EXERCISE PROMPT - Give the count of lines containing the string "this", with no other output.

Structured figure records
>> start
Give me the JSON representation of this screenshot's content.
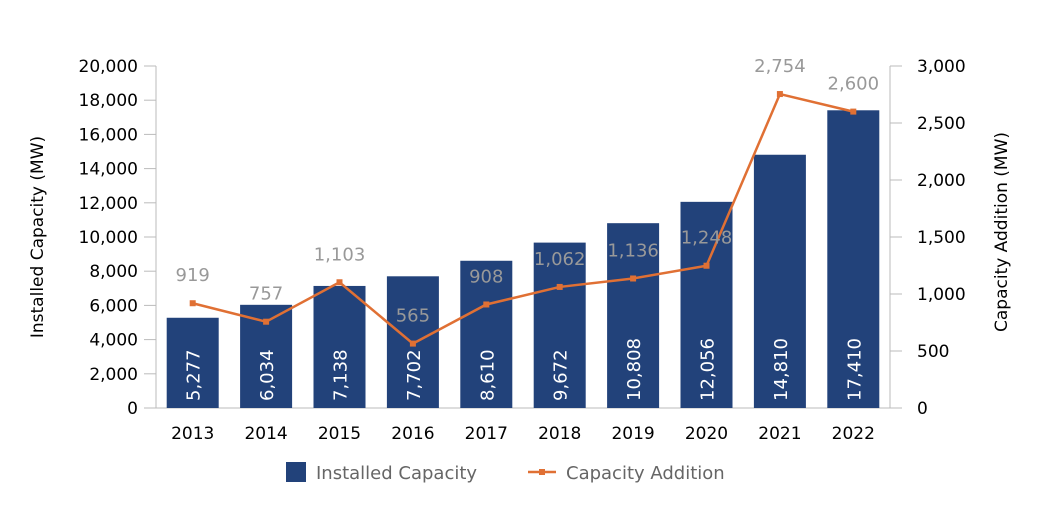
{
  "chart_data": {
    "type": "bar+line",
    "categories": [
      "2013",
      "2014",
      "2015",
      "2016",
      "2017",
      "2018",
      "2019",
      "2020",
      "2021",
      "2022"
    ],
    "series": [
      {
        "name": "Installed Capacity",
        "type": "bar",
        "axis": "left",
        "values": [
          5277,
          6034,
          7138,
          7702,
          8610,
          9672,
          10808,
          12056,
          14810,
          17410
        ],
        "labels": [
          "5,277",
          "6,034",
          "7,138",
          "7,702",
          "8,610",
          "9,672",
          "10,808",
          "12,056",
          "14,810",
          "17,410"
        ],
        "color": "#22427A"
      },
      {
        "name": "Capacity Addition",
        "type": "line",
        "axis": "right",
        "values": [
          919,
          757,
          1103,
          565,
          908,
          1062,
          1136,
          1248,
          2754,
          2600
        ],
        "labels": [
          "919",
          "757",
          "1,103",
          "565",
          "908",
          "1,062",
          "1,136",
          "1,248",
          "2,754",
          "2,600"
        ],
        "color": "#E07034"
      }
    ],
    "ylabel_left": "Installed Capacity (MW)",
    "ylabel_right": "Capacity Addition (MW)",
    "ylim_left": [
      0,
      20000
    ],
    "ylim_right": [
      0,
      3000
    ],
    "yticks_left": [
      "0",
      "2,000",
      "4,000",
      "6,000",
      "8,000",
      "10,000",
      "12,000",
      "14,000",
      "16,000",
      "18,000",
      "20,000"
    ],
    "yticks_right": [
      "0",
      "500",
      "1,000",
      "1,500",
      "2,000",
      "2,500",
      "3,000"
    ],
    "grid": false,
    "legend_position": "bottom"
  }
}
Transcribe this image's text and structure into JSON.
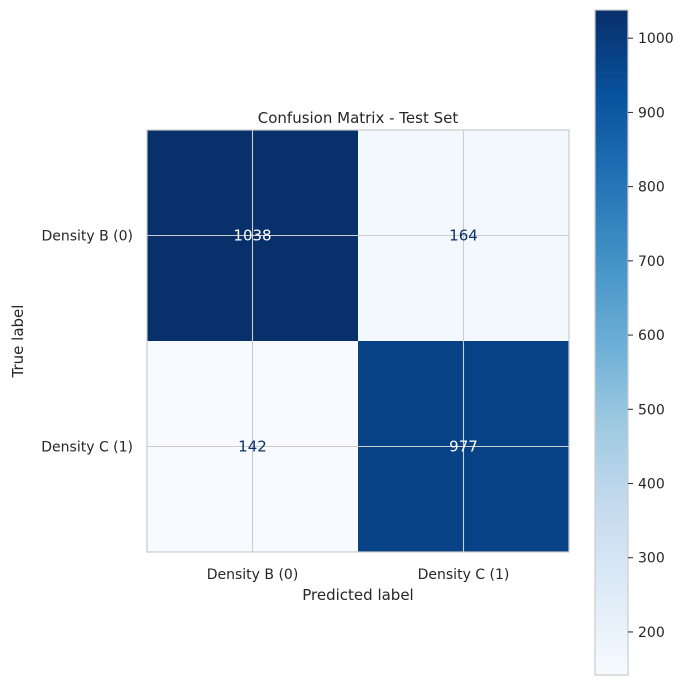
{
  "chart_data": {
    "type": "heatmap",
    "title": "Confusion Matrix - Test Set",
    "xlabel": "Predicted label",
    "ylabel": "True label",
    "x_categories": [
      "Density B (0)",
      "Density C (1)"
    ],
    "y_categories": [
      "Density B (0)",
      "Density C (1)"
    ],
    "values": [
      [
        1038,
        164
      ],
      [
        142,
        977
      ]
    ],
    "colormap": "Blues",
    "color_low": "#f7fbff",
    "color_high": "#08306b",
    "value_text_light": "#ffffff",
    "value_text_dark": "#08306b",
    "colorbar": {
      "ticks": [
        200,
        300,
        400,
        500,
        600,
        700,
        800,
        900,
        1000
      ],
      "range": [
        142,
        1038
      ]
    },
    "grid": true
  }
}
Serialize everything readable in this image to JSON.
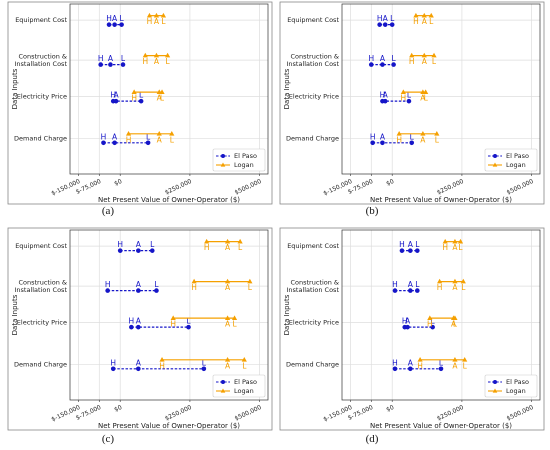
{
  "colors": {
    "el_paso": "#1515c8",
    "logan": "#f5a000",
    "grid": "#dddddd",
    "frame": "#888888"
  },
  "chart_data": [
    {
      "type": "range",
      "panel_label": "(a)",
      "xlabel": "Net Present Value of Owner-Operator ($)",
      "ylabel": "Data Inputs",
      "xlim": [
        -180000,
        530000
      ],
      "xticks": [
        -150000,
        -75000,
        0,
        250000,
        500000
      ],
      "xtick_labels": [
        "$-150,000",
        "$-75,000",
        "$0",
        "$250,000",
        "$500,000"
      ],
      "grid": true,
      "legend_position": "lower right",
      "categories": [
        "Equipment Cost",
        "Construction &\nInstallation Cost",
        "Electricity Price",
        "Demand Charge"
      ],
      "point_labels": [
        "H",
        "A",
        "L"
      ],
      "series": [
        {
          "name": "El Paso",
          "marker": "circle",
          "line": "dashed",
          "values": [
            [
              -40000,
              -20000,
              5000
            ],
            [
              -70000,
              -35000,
              10000
            ],
            [
              -25000,
              -15000,
              75000
            ],
            [
              -60000,
              -20000,
              100000
            ]
          ]
        },
        {
          "name": "Logan",
          "marker": "triangle",
          "line": "solid",
          "values": [
            [
              105000,
              130000,
              155000
            ],
            [
              90000,
              130000,
              170000
            ],
            [
              50000,
              140000,
              150000
            ],
            [
              30000,
              140000,
              185000
            ]
          ]
        }
      ]
    },
    {
      "type": "range",
      "panel_label": "(b)",
      "xlabel": "Net Present Value of Owner-Operator ($)",
      "ylabel": "Data Inputs",
      "xlim": [
        -180000,
        530000
      ],
      "xticks": [
        -150000,
        -75000,
        0,
        250000,
        500000
      ],
      "xtick_labels": [
        "$-150,000",
        "$-75,000",
        "$0",
        "$250,000",
        "$500,000"
      ],
      "grid": true,
      "legend_position": "lower right",
      "categories": [
        "Equipment Cost",
        "Construction &\nInstallation Cost",
        "Electricity Price",
        "Demand Charge"
      ],
      "point_labels": [
        "H",
        "A",
        "L"
      ],
      "series": [
        {
          "name": "El Paso",
          "marker": "circle",
          "line": "dashed",
          "values": [
            [
              -45000,
              -25000,
              0
            ],
            [
              -75000,
              -35000,
              5000
            ],
            [
              -35000,
              -25000,
              60000
            ],
            [
              -70000,
              -35000,
              70000
            ]
          ]
        },
        {
          "name": "Logan",
          "marker": "triangle",
          "line": "solid",
          "values": [
            [
              85000,
              115000,
              140000
            ],
            [
              70000,
              115000,
              150000
            ],
            [
              40000,
              110000,
              120000
            ],
            [
              25000,
              110000,
              160000
            ]
          ]
        }
      ]
    },
    {
      "type": "range",
      "panel_label": "(c)",
      "xlabel": "Net Present Value of Owner-Operator ($)",
      "ylabel": "Data Inputs",
      "xlim": [
        -180000,
        530000
      ],
      "xticks": [
        -150000,
        -75000,
        0,
        250000,
        500000
      ],
      "xtick_labels": [
        "$-150,000",
        "$-75,000",
        "$0",
        "$250,000",
        "$500,000"
      ],
      "grid": true,
      "legend_position": "lower right",
      "categories": [
        "Equipment Cost",
        "Construction &\nInstallation Cost",
        "Electricity Price",
        "Demand Charge"
      ],
      "point_labels": [
        "H",
        "A",
        "L"
      ],
      "series": [
        {
          "name": "El Paso",
          "marker": "circle",
          "line": "dashed",
          "values": [
            [
              0,
              65000,
              115000
            ],
            [
              -45000,
              65000,
              130000
            ],
            [
              40000,
              65000,
              245000
            ],
            [
              -25000,
              65000,
              300000
            ]
          ]
        },
        {
          "name": "Logan",
          "marker": "triangle",
          "line": "solid",
          "values": [
            [
              310000,
              385000,
              430000
            ],
            [
              265000,
              385000,
              465000
            ],
            [
              190000,
              385000,
              410000
            ],
            [
              150000,
              385000,
              445000
            ]
          ]
        }
      ]
    },
    {
      "type": "range",
      "panel_label": "(d)",
      "xlabel": "Net Present Value of Owner-Operator ($)",
      "ylabel": "Data Inputs",
      "xlim": [
        -180000,
        530000
      ],
      "xticks": [
        -150000,
        -75000,
        0,
        250000,
        500000
      ],
      "xtick_labels": [
        "$-150,000",
        "$-75,000",
        "$0",
        "$250,000",
        "$500,000"
      ],
      "grid": true,
      "legend_position": "lower right",
      "categories": [
        "Equipment Cost",
        "Construction &\nInstallation Cost",
        "Electricity Price",
        "Demand Charge"
      ],
      "point_labels": [
        "H",
        "A",
        "L"
      ],
      "series": [
        {
          "name": "El Paso",
          "marker": "circle",
          "line": "dashed",
          "values": [
            [
              35000,
              65000,
              90000
            ],
            [
              10000,
              65000,
              90000
            ],
            [
              45000,
              55000,
              145000
            ],
            [
              10000,
              65000,
              175000
            ]
          ]
        },
        {
          "name": "Logan",
          "marker": "triangle",
          "line": "solid",
          "values": [
            [
              190000,
              225000,
              245000
            ],
            [
              170000,
              225000,
              255000
            ],
            [
              135000,
              220000,
              225000
            ],
            [
              100000,
              225000,
              260000
            ]
          ]
        }
      ]
    }
  ]
}
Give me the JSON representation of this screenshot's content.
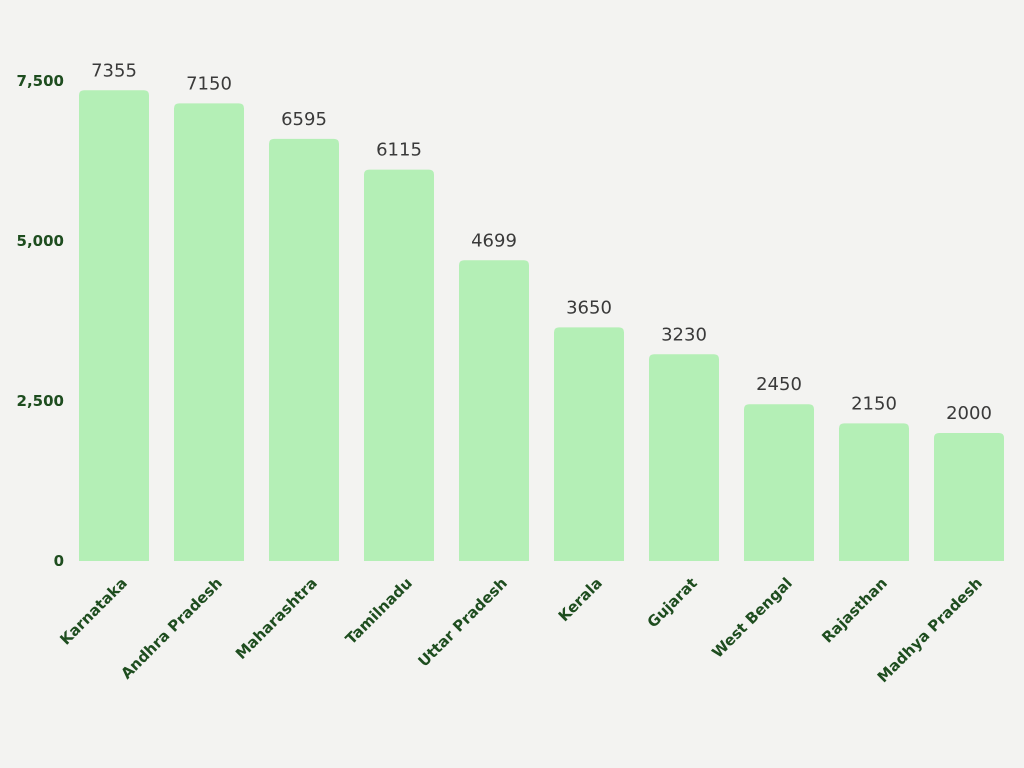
{
  "chart_data": {
    "type": "bar",
    "title": "",
    "xlabel": "",
    "ylabel": "",
    "categories": [
      "Karnataka",
      "Andhra Pradesh",
      "Maharashtra",
      "Tamilnadu",
      "Uttar Pradesh",
      "Kerala",
      "Gujarat",
      "West Bengal",
      "Rajasthan",
      "Madhya Pradesh"
    ],
    "values": [
      7355,
      7150,
      6595,
      6115,
      4699,
      3650,
      3230,
      2450,
      2150,
      2000
    ],
    "value_labels": [
      "7355",
      "7150",
      "6595",
      "6115",
      "4699",
      "3650",
      "3230",
      "2450",
      "2150",
      "2000"
    ],
    "ylim": [
      0,
      7500
    ],
    "yticks": [
      0,
      2500,
      5000,
      7500
    ],
    "ytick_labels": [
      "0",
      "2,500",
      "5,000",
      "7,500"
    ],
    "grid": false,
    "legend": "none",
    "colors": {
      "bar": "#b4efb6",
      "tick_text": "#1e4d1f",
      "value_text": "#3a3a3a",
      "background": "#f3f3f1"
    }
  }
}
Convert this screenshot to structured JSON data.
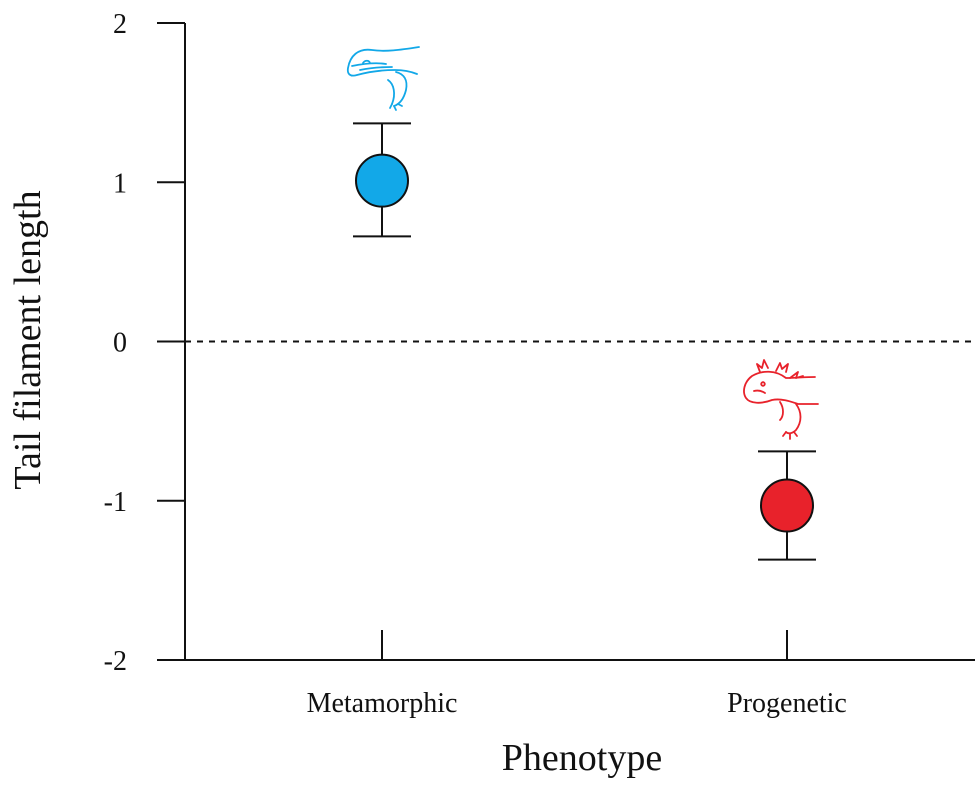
{
  "chart_data": {
    "type": "scatter",
    "xlabel": "Phenotype",
    "ylabel": "Tail filament length",
    "ylim": [
      -2,
      2
    ],
    "yticks": [
      "2",
      "1",
      "0",
      "-1",
      "-2"
    ],
    "ytick_values": [
      2,
      1,
      0,
      -1,
      -2
    ],
    "categories": [
      "Metamorphic",
      "Progenetic"
    ],
    "points": [
      {
        "category": "Metamorphic",
        "mean": 1.01,
        "lower": 0.66,
        "upper": 1.37,
        "color": "#12a8e8",
        "icon": "salamander-icon"
      },
      {
        "category": "Progenetic",
        "mean": -1.03,
        "lower": -1.37,
        "upper": -0.69,
        "color": "#e8222b",
        "icon": "axolotl-icon"
      }
    ],
    "reference_line": 0,
    "grid": false
  }
}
>> end
FULL SOLUTION - 5